> REQUEST:
Exclude the pictures; give every entry again exactly as written.

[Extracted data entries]
▬▬▬

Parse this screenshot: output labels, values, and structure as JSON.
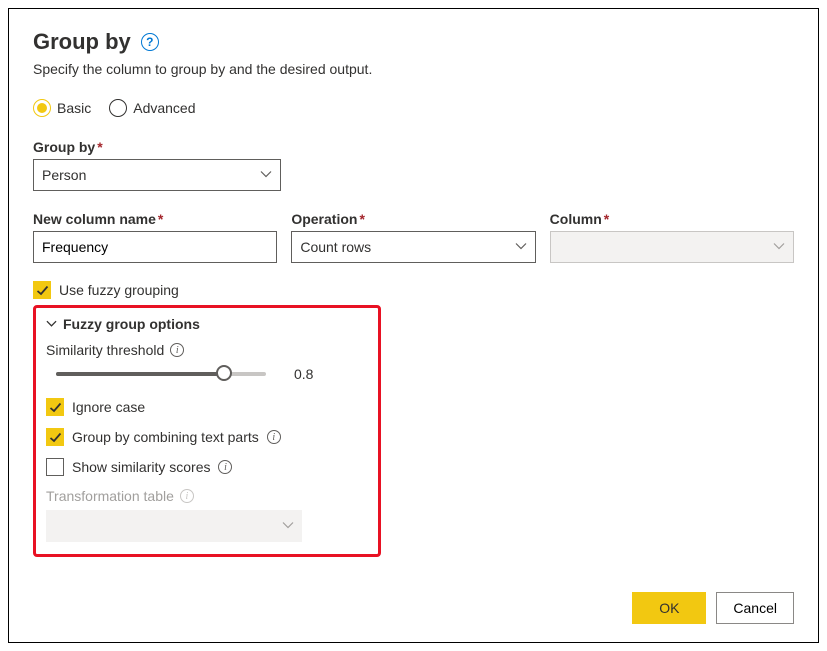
{
  "title": "Group by",
  "subtitle": "Specify the column to group by and the desired output.",
  "mode": {
    "basic": "Basic",
    "advanced": "Advanced"
  },
  "groupByLabel": "Group by",
  "groupByValue": "Person",
  "newColumnLabel": "New column name",
  "newColumnValue": "Frequency",
  "operationLabel": "Operation",
  "operationValue": "Count rows",
  "columnLabel": "Column",
  "useFuzzyLabel": "Use fuzzy grouping",
  "fuzzy": {
    "header": "Fuzzy group options",
    "similarityLabel": "Similarity threshold",
    "similarityValue": "0.8",
    "ignoreCaseLabel": "Ignore case",
    "combineTextLabel": "Group by combining text parts",
    "showScoresLabel": "Show similarity scores",
    "transformLabel": "Transformation table"
  },
  "buttons": {
    "ok": "OK",
    "cancel": "Cancel"
  }
}
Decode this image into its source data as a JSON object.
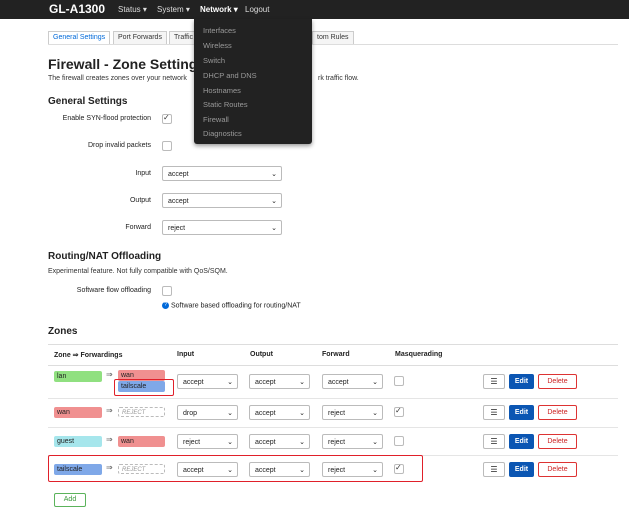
{
  "nav": {
    "brand": "GL-A1300",
    "menus": [
      "Status",
      "System",
      "Network",
      "Logout"
    ],
    "dropdown": [
      "Interfaces",
      "Wireless",
      "Switch",
      "DHCP and DNS",
      "Hostnames",
      "Static Routes",
      "Firewall",
      "Diagnostics"
    ]
  },
  "tabs": [
    "General Settings",
    "Port Forwards",
    "Traffic",
    "tom Rules"
  ],
  "page": {
    "title": "Firewall - Zone Setting",
    "description": "The firewall creates zones over your network",
    "description_tail": "rk traffic flow."
  },
  "general": {
    "title": "General Settings",
    "syn_label": "Enable SYN-flood protection",
    "drop_label": "Drop invalid packets",
    "input_label": "Input",
    "input_value": "accept",
    "output_label": "Output",
    "output_value": "accept",
    "forward_label": "Forward",
    "forward_value": "reject"
  },
  "offload": {
    "title": "Routing/NAT Offloading",
    "description": "Experimental feature. Not fully compatible with QoS/SQM.",
    "sw_label": "Software flow offloading",
    "hint": "Software based offloading for routing/NAT"
  },
  "zones": {
    "title": "Zones",
    "headers": [
      "Zone ⇒ Forwardings",
      "Input",
      "Output",
      "Forward",
      "Masquerading"
    ],
    "arrow": "⇒",
    "reject_text": "REJECT",
    "rows": [
      {
        "zone": "lan",
        "fwd1": "wan",
        "fwd2": "tailscale",
        "input": "accept",
        "output": "accept",
        "forward": "accept"
      },
      {
        "zone": "wan",
        "input": "drop",
        "output": "accept",
        "forward": "reject"
      },
      {
        "zone": "guest",
        "fwd1": "wan",
        "input": "reject",
        "output": "accept",
        "forward": "reject"
      },
      {
        "zone": "tailscale",
        "input": "accept",
        "output": "accept",
        "forward": "reject"
      }
    ],
    "edit_label": "Edit",
    "delete_label": "Delete",
    "menu_glyph": "☰",
    "add_label": "Add"
  },
  "colors": {
    "lan": "#90e080",
    "wan": "#f09090",
    "guest": "#a6e6ec",
    "tailscale": "#7fa8e8",
    "accent": "#0b56b3",
    "highlight": "#e0202a"
  }
}
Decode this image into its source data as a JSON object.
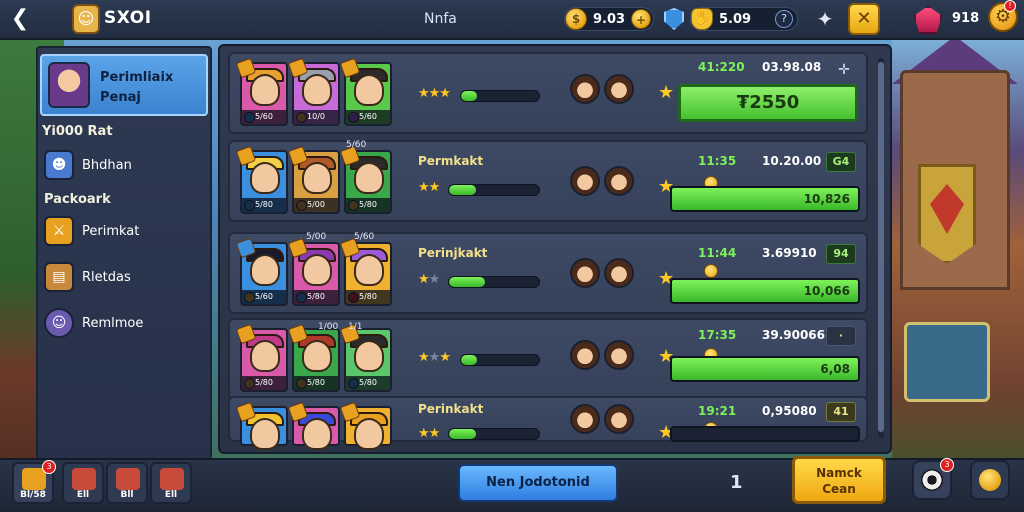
{
  "topbar": {
    "back_symbol": "❮",
    "title": "SXOI",
    "center_label": "Nnfa",
    "coins": "9.03",
    "shield_value": "5.09",
    "shield_info": "?",
    "close_symbol": "✕",
    "gems": "918"
  },
  "sidebar": {
    "active": {
      "line1": "Perimliaix",
      "line2": "Penaj"
    },
    "heading1": "Yi000 Rat",
    "heading2": "Packoark",
    "items": [
      {
        "label": "Bhdhan",
        "icon": "character-icon"
      },
      {
        "label": "Perimkat",
        "icon": "sword-icon"
      },
      {
        "label": "Rletdas",
        "icon": "chest-icon"
      },
      {
        "label": "Remlmoe",
        "icon": "portrait-icon"
      }
    ]
  },
  "rows": [
    {
      "title": "",
      "cards": [
        "5/60",
        "10/0",
        "5/60"
      ],
      "card_top_labels": [],
      "stars_on": 3,
      "stars_total": 3,
      "progress": 0.2,
      "stat_left": "41:220",
      "stat_right": "03.98.08",
      "action": "plus",
      "buy_label": "₮2550"
    },
    {
      "title": "Permkakt",
      "cards": [
        "5/80",
        "5/00",
        "5/80"
      ],
      "card_top_labels": [
        "",
        "",
        "5/60"
      ],
      "stars_on": 2,
      "stars_total": 2,
      "progress": 0.3,
      "stat_left": "11:35",
      "stat_right": "10.20.00",
      "bonus": "G4",
      "track_value": "10,826",
      "track_fill": 1.0
    },
    {
      "title": "Perinjkakt",
      "cards": [
        "5/60",
        "5/80",
        "5/80"
      ],
      "card_top_labels": [
        "",
        "5/00",
        "5/60"
      ],
      "stars_on": 1,
      "stars_total": 2,
      "progress": 0.4,
      "stat_left": "11:44",
      "stat_right": "3.69910",
      "bonus": "94",
      "track_value": "10,066",
      "track_fill": 1.0
    },
    {
      "title": "",
      "cards": [
        "5/80",
        "5/80",
        "5/80"
      ],
      "card_top_labels": [
        "",
        "1/00",
        "1/1"
      ],
      "stars_on": 2,
      "stars_total": 3,
      "progress": 0.2,
      "stat_left": "17:35",
      "stat_right": "39.90066",
      "bonus": "·",
      "track_value": "6,08",
      "track_fill": 1.0
    },
    {
      "title": "Perinkakt",
      "cards": [
        "",
        "",
        ""
      ],
      "card_top_labels": [],
      "stars_on": 2,
      "stars_total": 2,
      "progress": 0.3,
      "stat_left": "19:21",
      "stat_right": "0,95080",
      "bonus": "41",
      "track_value": "",
      "track_fill": 0.0
    }
  ],
  "bottombar": {
    "tiles": [
      {
        "label": "Bl/58",
        "badge": "3"
      },
      {
        "label": "Ell",
        "badge": ""
      },
      {
        "label": "Bll",
        "badge": ""
      },
      {
        "label": "Ell",
        "badge": ""
      }
    ],
    "main_button": "Nen Jodotonid",
    "page": "1",
    "confirm_line1": "Namck",
    "confirm_line2": "Cean",
    "right_badge": "3"
  },
  "colors": {
    "accent_green": "#44c030",
    "accent_blue": "#2f7ee0",
    "accent_gold": "#f0a810",
    "panel": "#30394f"
  }
}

▬▬▬

> ANSWER TO THIS EXERCISE:
Parse this screenshot: output labels, values, and structure as JSON.
{
  "title": "Group by",
  "subtitle": "Specify the column to group by and the desired output.",
  "mode": {
    "basic": "Basic",
    "advanced": "Advanced"
  },
  "groupByLabel": "Group by",
  "groupByValue": "Person",
  "newColumnLabel": "New column name",
  "newColumnValue": "Frequency",
  "operationLabel": "Operation",
  "operationValue": "Count rows",
  "columnLabel": "Column",
  "useFuzzyLabel": "Use fuzzy grouping",
  "fuzzy": {
    "header": "Fuzzy group options",
    "similarityLabel": "Similarity threshold",
    "similarityValue": "0.8",
    "ignoreCaseLabel": "Ignore case",
    "combineTextLabel": "Group by combining text parts",
    "showScoresLabel": "Show similarity scores",
    "transformLabel": "Transformation table"
  },
  "buttons": {
    "ok": "OK",
    "cancel": "Cancel"
  }
}
Decode this image into its source data as a JSON object.
{
  "nav": {
    "brand": "GL-A1300",
    "menus": [
      "Status",
      "System",
      "Network",
      "Logout"
    ],
    "dropdown": [
      "Interfaces",
      "Wireless",
      "Switch",
      "DHCP and DNS",
      "Hostnames",
      "Static Routes",
      "Firewall",
      "Diagnostics"
    ]
  },
  "tabs": [
    "General Settings",
    "Port Forwards",
    "Traffic",
    "tom Rules"
  ],
  "page": {
    "title": "Firewall - Zone Setting",
    "description": "The firewall creates zones over your network",
    "description_tail": "rk traffic flow."
  },
  "general": {
    "title": "General Settings",
    "syn_label": "Enable SYN-flood protection",
    "drop_label": "Drop invalid packets",
    "input_label": "Input",
    "input_value": "accept",
    "output_label": "Output",
    "output_value": "accept",
    "forward_label": "Forward",
    "forward_value": "reject"
  },
  "offload": {
    "title": "Routing/NAT Offloading",
    "description": "Experimental feature. Not fully compatible with QoS/SQM.",
    "sw_label": "Software flow offloading",
    "hint": "Software based offloading for routing/NAT"
  },
  "zones": {
    "title": "Zones",
    "headers": [
      "Zone ⇒ Forwardings",
      "Input",
      "Output",
      "Forward",
      "Masquerading"
    ],
    "arrow": "⇒",
    "reject_text": "REJECT",
    "rows": [
      {
        "zone": "lan",
        "fwd1": "wan",
        "fwd2": "tailscale",
        "input": "accept",
        "output": "accept",
        "forward": "accept"
      },
      {
        "zone": "wan",
        "input": "drop",
        "output": "accept",
        "forward": "reject"
      },
      {
        "zone": "guest",
        "fwd1": "wan",
        "input": "reject",
        "output": "accept",
        "forward": "reject"
      },
      {
        "zone": "tailscale",
        "input": "accept",
        "output": "accept",
        "forward": "reject"
      }
    ],
    "edit_label": "Edit",
    "delete_label": "Delete",
    "menu_glyph": "☰",
    "add_label": "Add"
  },
  "colors": {
    "lan": "#90e080",
    "wan": "#f09090",
    "guest": "#a6e6ec",
    "tailscale": "#7fa8e8",
    "accent": "#0b56b3",
    "highlight": "#e0202a"
  }
}
Decode this image into its source data as a JSON object.
{
  "topbar": {
    "back_symbol": "❮",
    "title": "SXOI",
    "center_label": "Nnfa",
    "coins": "9.03",
    "shield_value": "5.09",
    "shield_info": "?",
    "close_symbol": "✕",
    "gems": "918"
  },
  "sidebar": {
    "active": {
      "line1": "Perimliaix",
      "line2": "Penaj"
    },
    "heading1": "Yi000 Rat",
    "heading2": "Packoark",
    "items": [
      {
        "label": "Bhdhan",
        "icon": "character-icon"
      },
      {
        "label": "Perimkat",
        "icon": "sword-icon"
      },
      {
        "label": "Rletdas",
        "icon": "chest-icon"
      },
      {
        "label": "Remlmoe",
        "icon": "portrait-icon"
      }
    ]
  },
  "rows": [
    {
      "title": "",
      "cards": [
        "5/60",
        "10/0",
        "5/60"
      ],
      "card_top_labels": [],
      "stars_on": 3,
      "stars_total": 3,
      "progress": 0.2,
      "stat_left": "41:220",
      "stat_right": "03.98.08",
      "action": "plus",
      "buy_label": "₮2550"
    },
    {
      "title": "Permkakt",
      "cards": [
        "5/80",
        "5/00",
        "5/80"
      ],
      "card_top_labels": [
        "",
        "",
        "5/60"
      ],
      "stars_on": 2,
      "stars_total": 2,
      "progress": 0.3,
      "stat_left": "11:35",
      "stat_right": "10.20.00",
      "bonus": "G4",
      "track_value": "10,826",
      "track_fill": 1.0
    },
    {
      "title": "Perinjkakt",
      "cards": [
        "5/60",
        "5/80",
        "5/80"
      ],
      "card_top_labels": [
        "",
        "5/00",
        "5/60"
      ],
      "stars_on": 1,
      "stars_total": 2,
      "progress": 0.4,
      "stat_left": "11:44",
      "stat_right": "3.69910",
      "bonus": "94",
      "track_value": "10,066",
      "track_fill": 1.0
    },
    {
      "title": "",
      "cards": [
        "5/80",
        "5/80",
        "5/80"
      ],
      "card_top_labels": [
        "",
        "1/00",
        "1/1"
      ],
      "stars_on": 2,
      "stars_total": 3,
      "progress": 0.2,
      "stat_left": "17:35",
      "stat_right": "39.90066",
      "bonus": "·",
      "track_value": "6,08",
      "track_fill": 1.0
    },
    {
      "title": "Perinkakt",
      "cards": [
        "",
        "",
        ""
      ],
      "card_top_labels": [],
      "stars_on": 2,
      "stars_total": 2,
      "progress": 0.3,
      "stat_left": "19:21",
      "stat_right": "0,95080",
      "bonus": "41",
      "track_value": "",
      "track_fill": 0.0
    }
  ],
  "bottombar": {
    "tiles": [
      {
        "label": "Bl/58",
        "badge": "3"
      },
      {
        "label": "Ell",
        "badge": ""
      },
      {
        "label": "Bll",
        "badge": ""
      },
      {
        "label": "Ell",
        "badge": ""
      }
    ],
    "main_button": "Nen Jodotonid",
    "page": "1",
    "confirm_line1": "Namck",
    "confirm_line2": "Cean",
    "right_badge": "3"
  },
  "colors": {
    "accent_green": "#44c030",
    "accent_blue": "#2f7ee0",
    "accent_gold": "#f0a810",
    "panel": "#30394f"
  }
}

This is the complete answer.